Available records.

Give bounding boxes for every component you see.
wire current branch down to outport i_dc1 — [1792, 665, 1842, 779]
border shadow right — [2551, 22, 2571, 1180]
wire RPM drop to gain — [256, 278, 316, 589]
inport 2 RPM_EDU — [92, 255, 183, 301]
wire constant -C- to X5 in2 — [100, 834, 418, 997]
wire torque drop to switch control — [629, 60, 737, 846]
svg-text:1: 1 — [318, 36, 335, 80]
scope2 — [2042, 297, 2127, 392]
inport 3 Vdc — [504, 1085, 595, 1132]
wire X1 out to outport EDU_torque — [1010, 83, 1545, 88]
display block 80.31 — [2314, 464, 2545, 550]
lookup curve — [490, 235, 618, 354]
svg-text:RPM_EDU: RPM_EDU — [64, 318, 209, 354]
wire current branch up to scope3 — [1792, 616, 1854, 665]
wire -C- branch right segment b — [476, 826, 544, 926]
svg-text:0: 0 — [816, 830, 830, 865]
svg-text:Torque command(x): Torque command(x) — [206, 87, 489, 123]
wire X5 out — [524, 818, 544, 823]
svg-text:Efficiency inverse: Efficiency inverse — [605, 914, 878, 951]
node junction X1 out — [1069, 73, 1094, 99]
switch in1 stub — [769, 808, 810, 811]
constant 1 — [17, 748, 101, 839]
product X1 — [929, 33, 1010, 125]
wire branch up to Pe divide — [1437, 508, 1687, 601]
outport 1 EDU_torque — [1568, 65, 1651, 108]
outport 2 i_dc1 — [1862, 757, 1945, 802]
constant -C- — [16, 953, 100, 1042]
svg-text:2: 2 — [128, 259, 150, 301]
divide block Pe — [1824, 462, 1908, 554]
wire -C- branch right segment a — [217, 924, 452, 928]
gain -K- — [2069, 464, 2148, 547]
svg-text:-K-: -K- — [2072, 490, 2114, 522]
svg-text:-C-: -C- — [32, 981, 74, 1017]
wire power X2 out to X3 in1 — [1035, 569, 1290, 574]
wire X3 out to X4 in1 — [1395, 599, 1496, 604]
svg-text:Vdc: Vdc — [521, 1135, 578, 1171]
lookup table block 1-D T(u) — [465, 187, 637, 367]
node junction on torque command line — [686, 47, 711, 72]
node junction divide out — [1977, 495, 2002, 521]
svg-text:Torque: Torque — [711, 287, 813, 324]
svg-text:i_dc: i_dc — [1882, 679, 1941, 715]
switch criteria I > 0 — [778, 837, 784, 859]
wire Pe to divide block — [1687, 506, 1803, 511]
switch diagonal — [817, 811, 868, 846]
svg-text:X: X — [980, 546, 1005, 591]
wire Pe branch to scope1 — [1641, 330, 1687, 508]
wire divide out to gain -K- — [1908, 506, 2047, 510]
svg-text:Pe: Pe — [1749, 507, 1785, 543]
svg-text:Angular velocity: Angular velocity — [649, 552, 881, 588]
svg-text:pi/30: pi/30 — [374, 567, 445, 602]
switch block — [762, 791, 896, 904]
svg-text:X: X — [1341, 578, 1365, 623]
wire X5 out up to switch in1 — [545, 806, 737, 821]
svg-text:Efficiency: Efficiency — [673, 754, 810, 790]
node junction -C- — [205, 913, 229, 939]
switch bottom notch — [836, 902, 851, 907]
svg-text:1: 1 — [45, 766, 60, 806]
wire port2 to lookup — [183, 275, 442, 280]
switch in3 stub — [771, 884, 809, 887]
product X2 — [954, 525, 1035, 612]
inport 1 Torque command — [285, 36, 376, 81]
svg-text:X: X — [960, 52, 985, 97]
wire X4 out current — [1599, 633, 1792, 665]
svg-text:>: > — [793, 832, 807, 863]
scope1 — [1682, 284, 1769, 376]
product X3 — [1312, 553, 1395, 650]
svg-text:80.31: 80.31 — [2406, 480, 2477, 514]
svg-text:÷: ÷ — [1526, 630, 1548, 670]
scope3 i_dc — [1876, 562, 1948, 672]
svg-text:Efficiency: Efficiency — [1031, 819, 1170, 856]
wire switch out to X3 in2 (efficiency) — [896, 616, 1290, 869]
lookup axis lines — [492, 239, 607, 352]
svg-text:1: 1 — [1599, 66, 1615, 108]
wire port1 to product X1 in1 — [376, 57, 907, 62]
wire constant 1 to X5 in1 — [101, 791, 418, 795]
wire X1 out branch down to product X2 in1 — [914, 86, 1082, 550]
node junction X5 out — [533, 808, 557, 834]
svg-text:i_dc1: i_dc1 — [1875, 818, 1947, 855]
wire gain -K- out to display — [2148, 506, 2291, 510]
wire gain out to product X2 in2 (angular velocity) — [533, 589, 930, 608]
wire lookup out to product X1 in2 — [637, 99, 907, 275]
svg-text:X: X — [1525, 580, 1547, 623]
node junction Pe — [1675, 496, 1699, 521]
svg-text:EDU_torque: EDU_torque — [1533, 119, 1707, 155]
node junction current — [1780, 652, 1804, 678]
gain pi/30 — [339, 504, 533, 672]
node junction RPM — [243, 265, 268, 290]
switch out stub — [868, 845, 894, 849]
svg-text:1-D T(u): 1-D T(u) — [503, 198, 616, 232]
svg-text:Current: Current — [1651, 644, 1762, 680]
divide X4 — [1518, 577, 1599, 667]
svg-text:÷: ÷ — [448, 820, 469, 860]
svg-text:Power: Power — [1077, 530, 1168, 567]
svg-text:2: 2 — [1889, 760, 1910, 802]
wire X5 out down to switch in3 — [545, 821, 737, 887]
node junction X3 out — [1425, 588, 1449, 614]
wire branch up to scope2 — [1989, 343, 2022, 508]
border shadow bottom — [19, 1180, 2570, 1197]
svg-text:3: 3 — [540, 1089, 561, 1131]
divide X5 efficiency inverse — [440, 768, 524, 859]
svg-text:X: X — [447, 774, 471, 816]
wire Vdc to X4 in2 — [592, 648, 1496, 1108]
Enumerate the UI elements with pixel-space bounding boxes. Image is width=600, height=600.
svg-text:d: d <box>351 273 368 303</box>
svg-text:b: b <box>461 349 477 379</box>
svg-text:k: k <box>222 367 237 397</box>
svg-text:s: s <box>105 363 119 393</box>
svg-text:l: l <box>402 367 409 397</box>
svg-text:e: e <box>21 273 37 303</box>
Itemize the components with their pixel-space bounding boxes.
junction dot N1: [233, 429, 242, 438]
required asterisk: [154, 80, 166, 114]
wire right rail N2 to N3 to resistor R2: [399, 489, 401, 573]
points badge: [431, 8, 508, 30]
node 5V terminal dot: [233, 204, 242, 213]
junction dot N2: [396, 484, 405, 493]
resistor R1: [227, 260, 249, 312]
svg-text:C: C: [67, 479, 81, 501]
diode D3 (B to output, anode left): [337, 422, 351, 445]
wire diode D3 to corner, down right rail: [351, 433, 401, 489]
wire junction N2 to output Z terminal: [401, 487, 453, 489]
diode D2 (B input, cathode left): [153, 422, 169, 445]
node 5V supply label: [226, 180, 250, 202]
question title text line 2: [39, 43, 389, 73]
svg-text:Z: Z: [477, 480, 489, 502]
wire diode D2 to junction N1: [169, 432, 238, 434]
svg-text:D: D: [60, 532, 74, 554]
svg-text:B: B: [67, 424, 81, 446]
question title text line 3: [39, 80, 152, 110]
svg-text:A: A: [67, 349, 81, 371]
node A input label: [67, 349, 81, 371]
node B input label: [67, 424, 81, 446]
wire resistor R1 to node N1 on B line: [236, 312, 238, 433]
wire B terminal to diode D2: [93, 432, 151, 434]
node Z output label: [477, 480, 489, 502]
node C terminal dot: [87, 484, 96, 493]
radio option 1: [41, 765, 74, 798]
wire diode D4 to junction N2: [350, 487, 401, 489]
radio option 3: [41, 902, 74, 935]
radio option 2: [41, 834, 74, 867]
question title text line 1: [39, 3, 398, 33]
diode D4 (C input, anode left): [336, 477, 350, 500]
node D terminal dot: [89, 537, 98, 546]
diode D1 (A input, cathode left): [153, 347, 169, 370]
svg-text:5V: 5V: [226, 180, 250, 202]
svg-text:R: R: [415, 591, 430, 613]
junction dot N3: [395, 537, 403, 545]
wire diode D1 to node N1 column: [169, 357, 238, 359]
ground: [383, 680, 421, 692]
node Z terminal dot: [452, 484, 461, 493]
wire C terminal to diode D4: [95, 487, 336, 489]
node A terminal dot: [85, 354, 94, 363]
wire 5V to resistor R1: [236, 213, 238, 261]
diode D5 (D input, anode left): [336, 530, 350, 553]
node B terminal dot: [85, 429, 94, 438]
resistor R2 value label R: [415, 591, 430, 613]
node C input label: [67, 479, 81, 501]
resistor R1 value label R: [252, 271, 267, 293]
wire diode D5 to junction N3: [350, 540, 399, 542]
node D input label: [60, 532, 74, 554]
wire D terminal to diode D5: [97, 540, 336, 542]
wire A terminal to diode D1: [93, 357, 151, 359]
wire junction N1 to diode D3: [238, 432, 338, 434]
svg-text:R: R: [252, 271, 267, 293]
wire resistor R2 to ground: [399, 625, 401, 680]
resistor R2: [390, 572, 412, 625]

Requirement.
Which rows above contain the string "left", matching case exactly? Copy out each such row in full.

Result of the exercise.
diode D3 (B to output, anode left): [337, 422, 351, 445]
diode D2 (B input, cathode left): [153, 422, 169, 445]
diode D4 (C input, anode left): [336, 477, 350, 500]
diode D1 (A input, cathode left): [153, 347, 169, 370]
diode D5 (D input, anode left): [336, 530, 350, 553]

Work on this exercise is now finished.